Stored dataset items:
+-------+

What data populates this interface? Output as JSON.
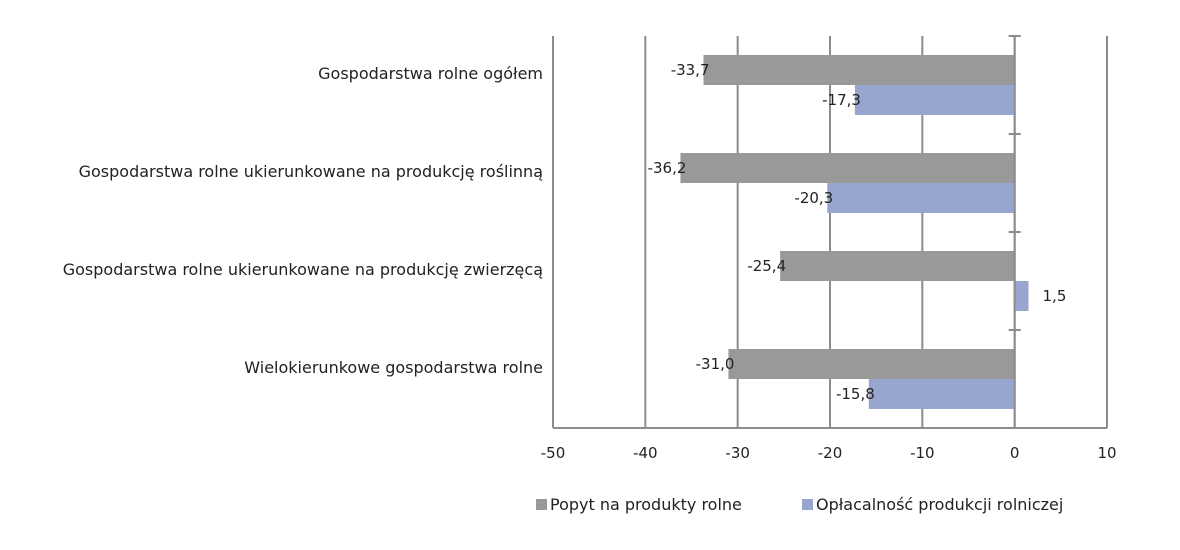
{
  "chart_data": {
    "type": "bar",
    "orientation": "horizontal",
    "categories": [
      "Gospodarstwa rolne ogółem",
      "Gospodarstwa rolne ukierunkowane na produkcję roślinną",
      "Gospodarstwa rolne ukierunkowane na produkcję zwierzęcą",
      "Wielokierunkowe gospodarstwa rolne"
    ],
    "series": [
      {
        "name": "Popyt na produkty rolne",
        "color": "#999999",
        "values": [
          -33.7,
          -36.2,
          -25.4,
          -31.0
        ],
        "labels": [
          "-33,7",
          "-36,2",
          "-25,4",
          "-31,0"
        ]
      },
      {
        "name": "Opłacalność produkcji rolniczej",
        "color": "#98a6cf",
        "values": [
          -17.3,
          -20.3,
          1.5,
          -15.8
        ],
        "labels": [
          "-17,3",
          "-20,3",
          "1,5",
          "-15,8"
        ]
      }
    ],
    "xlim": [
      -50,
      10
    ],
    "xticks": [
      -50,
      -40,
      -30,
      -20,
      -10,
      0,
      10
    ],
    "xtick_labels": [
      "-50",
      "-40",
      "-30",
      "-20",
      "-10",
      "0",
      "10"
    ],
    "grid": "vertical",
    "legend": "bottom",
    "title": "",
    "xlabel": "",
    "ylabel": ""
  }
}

+-------+

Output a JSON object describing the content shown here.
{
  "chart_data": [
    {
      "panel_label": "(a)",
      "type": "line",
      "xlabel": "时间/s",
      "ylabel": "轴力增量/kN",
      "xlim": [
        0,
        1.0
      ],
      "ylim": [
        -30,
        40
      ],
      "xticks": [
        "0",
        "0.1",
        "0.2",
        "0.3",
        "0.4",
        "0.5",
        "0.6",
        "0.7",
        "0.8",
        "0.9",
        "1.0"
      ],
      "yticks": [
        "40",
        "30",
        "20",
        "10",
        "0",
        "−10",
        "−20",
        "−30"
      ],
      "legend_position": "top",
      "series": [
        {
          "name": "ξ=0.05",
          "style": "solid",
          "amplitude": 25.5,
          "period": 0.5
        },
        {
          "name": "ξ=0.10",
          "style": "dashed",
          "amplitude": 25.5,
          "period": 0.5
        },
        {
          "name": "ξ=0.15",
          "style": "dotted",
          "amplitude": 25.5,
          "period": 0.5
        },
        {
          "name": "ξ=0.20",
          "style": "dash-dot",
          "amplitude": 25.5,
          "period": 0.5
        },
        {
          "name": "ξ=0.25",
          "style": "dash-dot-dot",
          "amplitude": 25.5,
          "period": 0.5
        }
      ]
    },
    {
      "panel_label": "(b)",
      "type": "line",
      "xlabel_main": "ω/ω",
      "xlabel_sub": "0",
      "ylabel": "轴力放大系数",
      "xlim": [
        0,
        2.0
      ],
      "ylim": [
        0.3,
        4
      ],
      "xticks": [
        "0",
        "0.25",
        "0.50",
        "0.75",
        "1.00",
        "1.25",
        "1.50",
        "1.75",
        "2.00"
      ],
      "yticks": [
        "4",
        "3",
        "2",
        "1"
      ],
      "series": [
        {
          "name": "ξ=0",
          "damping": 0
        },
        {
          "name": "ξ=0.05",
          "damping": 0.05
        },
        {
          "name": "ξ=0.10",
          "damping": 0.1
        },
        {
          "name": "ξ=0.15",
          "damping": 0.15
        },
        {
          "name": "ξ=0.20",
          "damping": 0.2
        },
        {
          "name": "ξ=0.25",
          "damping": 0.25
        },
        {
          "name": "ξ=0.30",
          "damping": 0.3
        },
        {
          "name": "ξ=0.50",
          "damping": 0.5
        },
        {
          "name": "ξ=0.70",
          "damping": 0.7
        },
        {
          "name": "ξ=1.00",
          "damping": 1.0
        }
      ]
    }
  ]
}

+-------+

*Brief*: In the entries above, identify every line with the word "rolne". Copy those lines.

*Answer for the task*:
      "Gospodarstwa rolne ogółem",
      "Gospodarstwa rolne ukierunkowane na produkcję roślinną",
      "Gospodarstwa rolne ukierunkowane na produkcję zwierzęcą",
      "Wielokierunkowe gospodarstwa rolne"
        "name": "Popyt na produkty rolne",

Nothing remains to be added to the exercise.